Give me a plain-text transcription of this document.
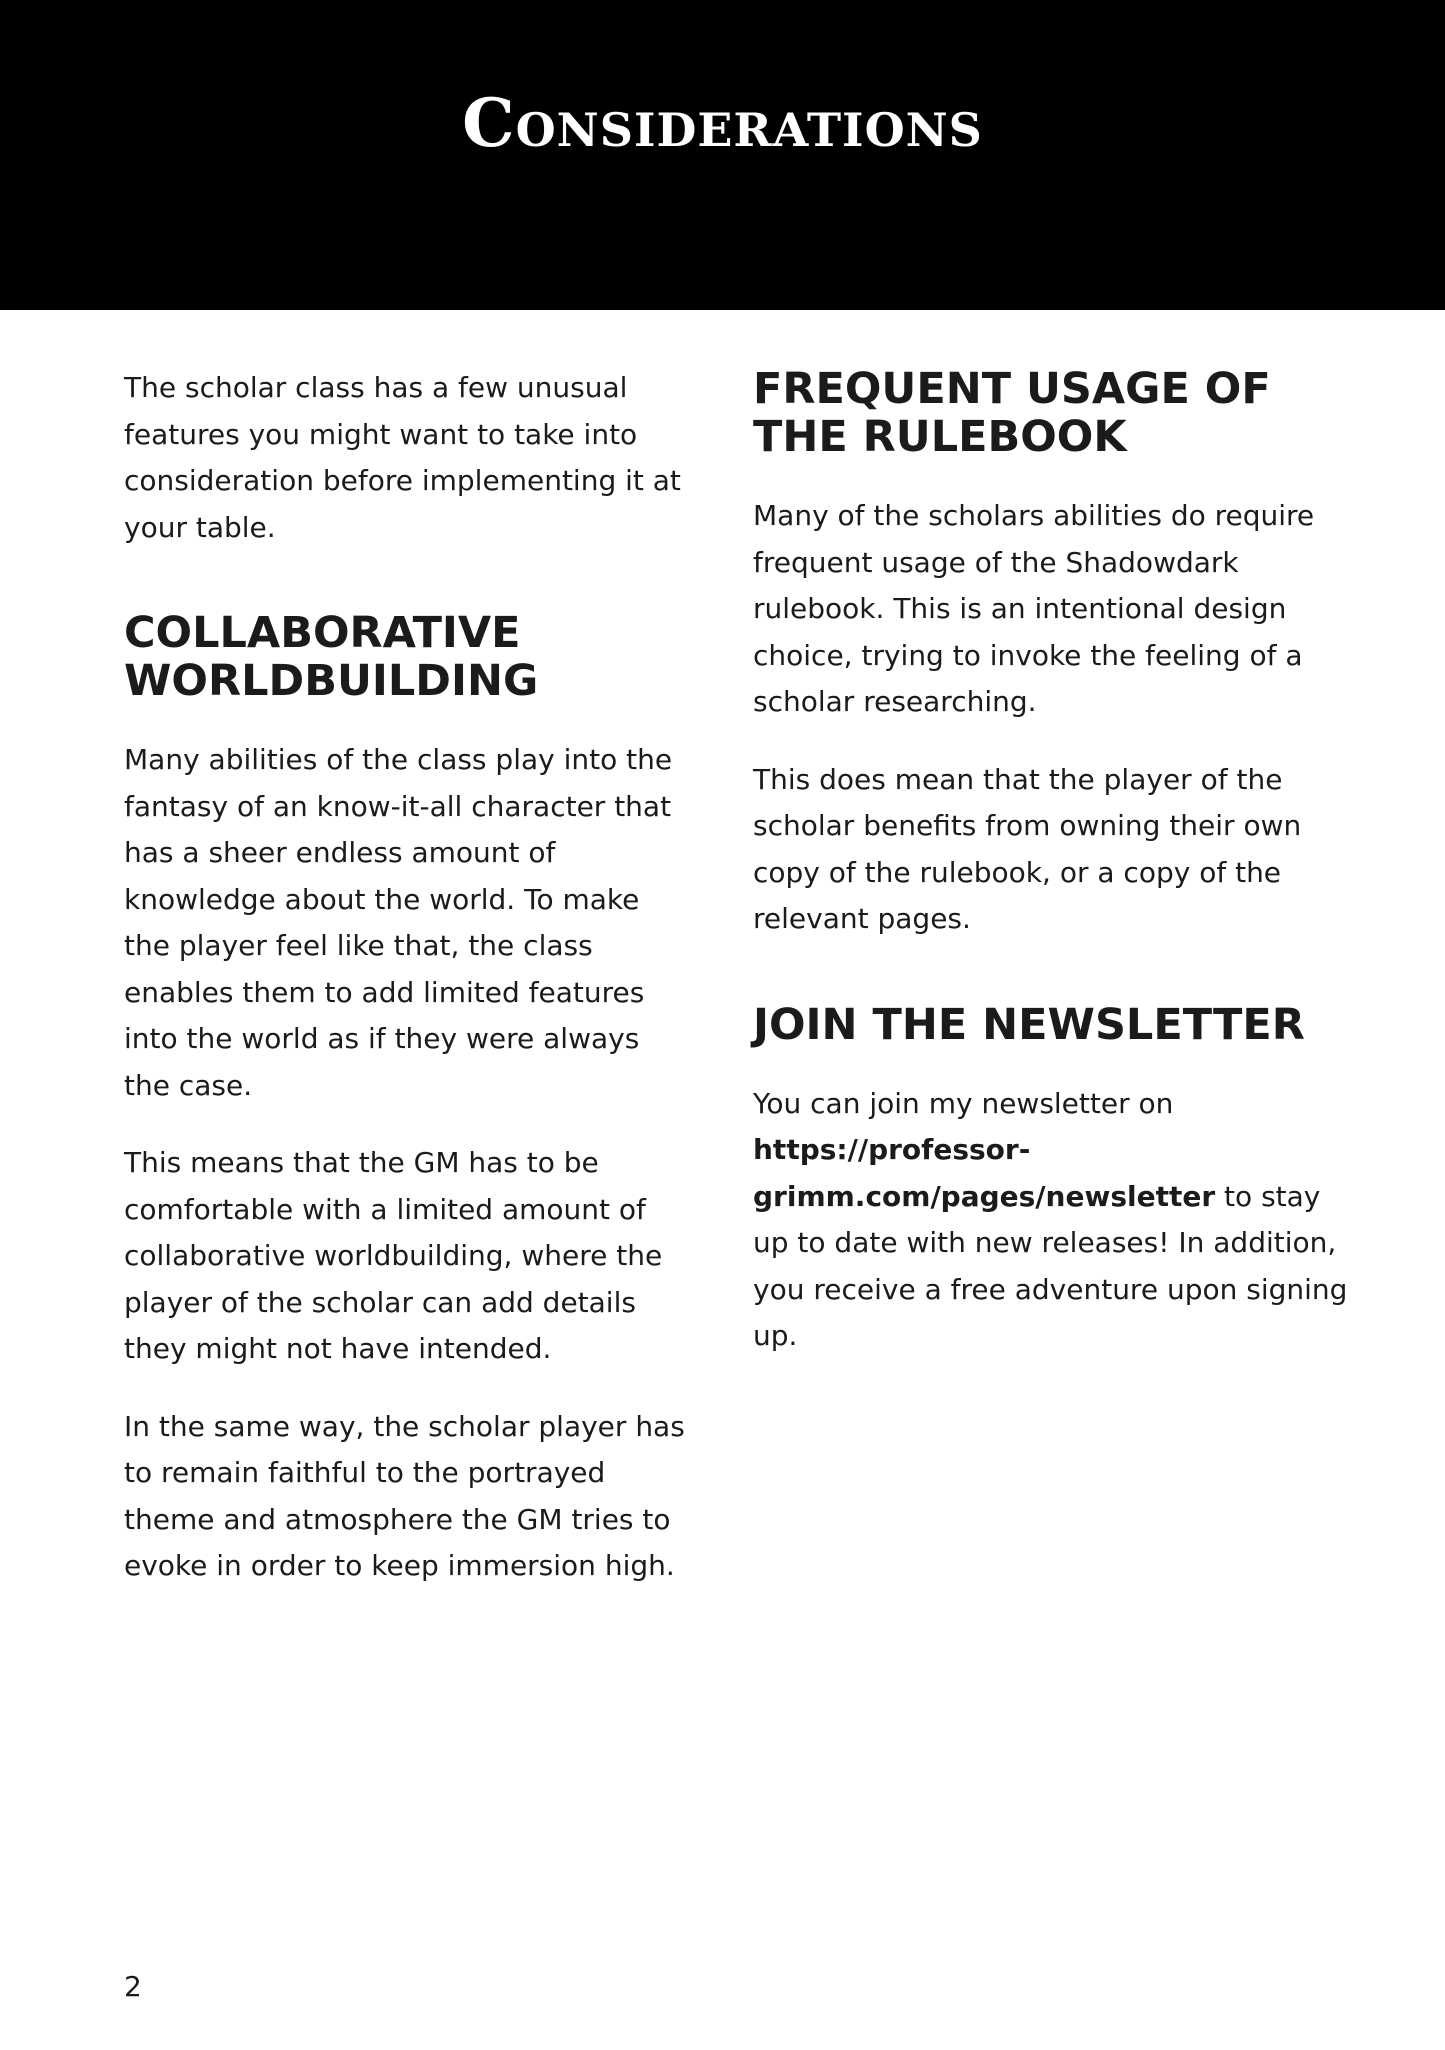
Considerations

The scholar class has a few unusual features you might want to take into consideration before implementing it at your table.

COLLABORATIVE WORLDBUILDING

Many abilities of the class play into the fantasy of an know-it-all character that has a sheer endless amount of knowledge about the world. To make the player feel like that, the class enables them to add limited features into the world as if they were always the case.

This means that the GM has to be comfortable with a limited amount of collaborative worldbuilding, where the player of the scholar can add details they might not have intended.

In the same way, the scholar player has to remain faithful to the portrayed theme and atmosphere the GM tries to evoke in order to keep immersion high.

FREQUENT USAGE OF THE RULEBOOK

Many of the scholars abilities do require frequent usage of the Shadowdark rulebook. This is an intentional design choice, trying to invoke the feeling of a scholar researching.

This does mean that the player of the scholar benefits from owning their own copy of the rulebook, or a copy of the relevant pages.

JOIN THE NEWSLETTER

You can join my newsletter on https://professor-grimm.com/pages/newsletter to stay up to date with new releases! In addition, you receive a free adventure upon signing up.

2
+ + + + + + +
Exercise directions
Scan the material above. Copy each line that holds the word "class".

Correct answer
The scholar class has a few unusual features you might want to take into consideration before implementing it at your table.
Many abilities of the class play into the fantasy of an know-it-all character that has a sheer endless amount of knowledge about the world. To make the player feel like that, the class enables them to add limited features into the world as if they were always the case.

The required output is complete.